Pull out every line below that contains the word "وأخرجه".

Dataset items:
───

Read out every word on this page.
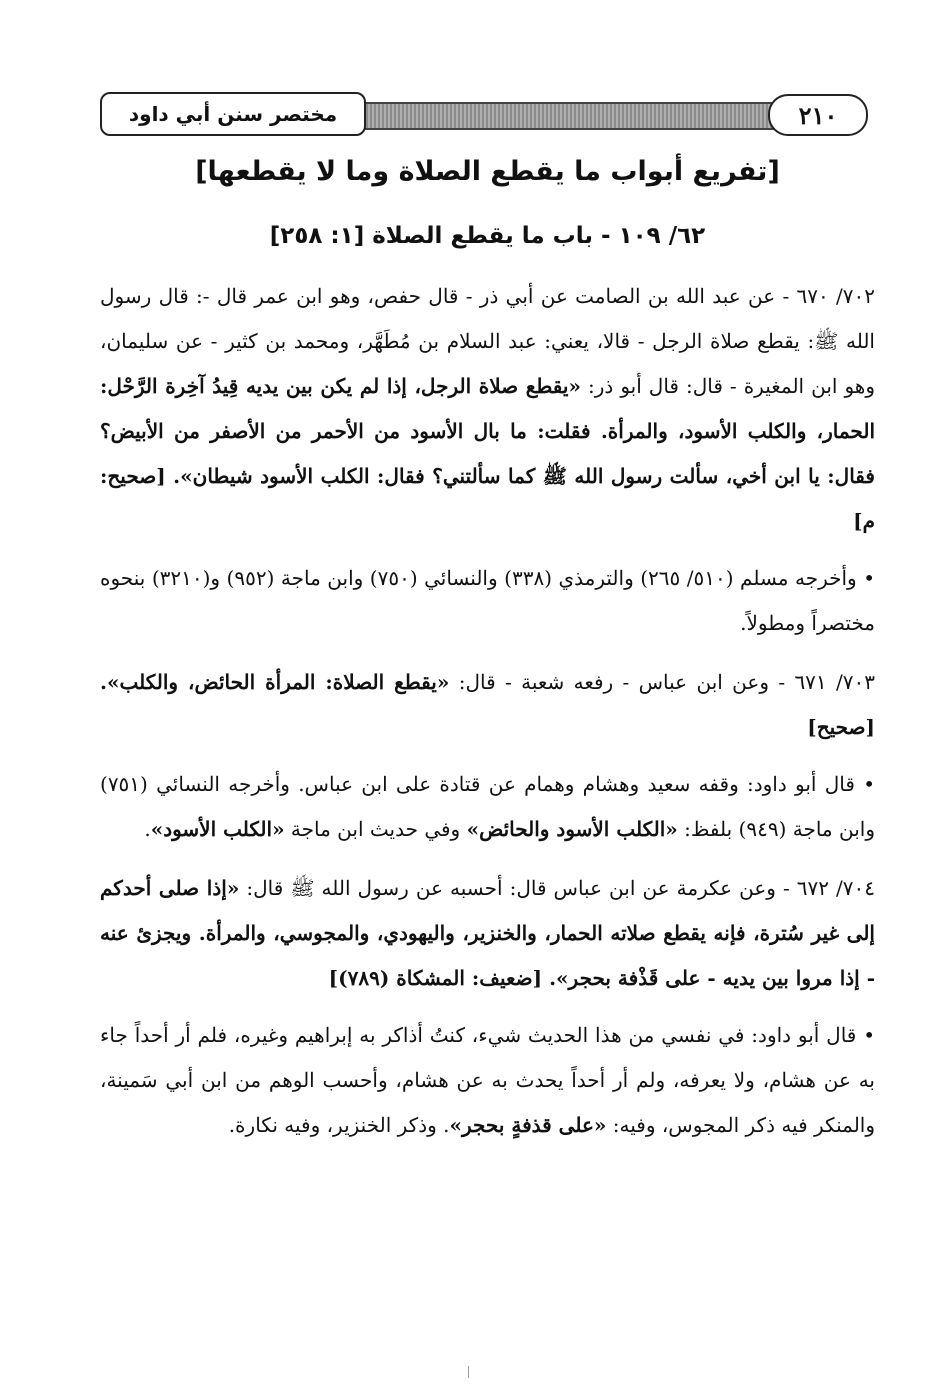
مختصر سنن أبي داود	٢١٠
[تفريع أبواب ما يقطع الصلاة وما لا يقطعها]
٦٢/ ١٠٩ - باب ما يقطع الصلاة [١: ٢٥٨]

٧٠٢/ ٦٧٠ - عن عبد الله بن الصامت عن أبي ذر - قال حفص، وهو ابن عمر قال -: قال رسول الله ﷺ: يقطع صلاة الرجل - قالا، يعني: عبد السلام بن مُطَهَّر، ومحمد بن كثير - عن سليمان، وهو ابن المغيرة - قال: قال أبو ذر: «يقطع صلاة الرجل، إذا لم يكن بين يديه قِيدُ آخِرة الرَّحْل: الحمار، والكلب الأسود، والمرأة. فقلت: ما بال الأسود من الأحمر من الأصفر من الأبيض؟ فقال: يا ابن أخي، سألت رسول الله ﷺ كما سألتني؟ فقال: الكلب الأسود شيطان». [صحيح: م]

• وأخرجه مسلم (٥١٠/ ٢٦٥) والترمذي (٣٣٨) والنسائي (٧٥٠) وابن ماجة (٩٥٢) و(٣٢١٠) بنحوه مختصراً ومطولاً.

٧٠٣/ ٦٧١ - وعن ابن عباس - رفعه شعبة - قال: «يقطع الصلاة: المرأة الحائض، والكلب». [صحيح]

• قال أبو داود: وقفه سعيد وهشام وهمام عن قتادة على ابن عباس. وأخرجه النسائي (٧٥١) وابن ماجة (٩٤٩) بلفظ: «الكلب الأسود والحائض» وفي حديث ابن ماجة «الكلب الأسود».

٧٠٤/ ٦٧٢ - وعن عكرمة عن ابن عباس قال: أحسبه عن رسول الله ﷺ قال: «إذا صلى أحدكم إلى غير سُترة، فإنه يقطع صلاته الحمار، والخنزير، واليهودي، والمجوسي، والمرأة. ويجزئ عنه - إذا مروا بين يديه - على قَذْفة بحجر». [ضعيف: المشكاة (٧٨٩)]

• قال أبو داود: في نفسي من هذا الحديث شيء، كنتُ أذاكر به إبراهيم وغيره، فلم أر أحداً جاء به عن هشام، ولا يعرفه، ولم أر أحداً يحدث به عن هشام، وأحسب الوهم من ابن أبي سَمينة، والمنكر فيه ذكر المجوس، وفيه: «على قذفةٍ بحجر». وذكر الخنزير، وفيه نكارة.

───

* [The answer]
• وأخرجه مسلم (٥١٠/ ٢٦٥) والترمذي (٣٣٨) والنسائي (٧٥٠) وابن ماجة (٩٥٢) و(٣٢١٠) بنحوه مختصراً ومطولاً.
• قال أبو داود: وقفه سعيد وهشام وهمام عن قتادة على ابن عباس. وأخرجه النسائي (٧٥١) وابن ماجة (٩٤٩) بلفظ: «الكلب الأسود والحائض» وفي حديث ابن ماجة «الكلب الأسود».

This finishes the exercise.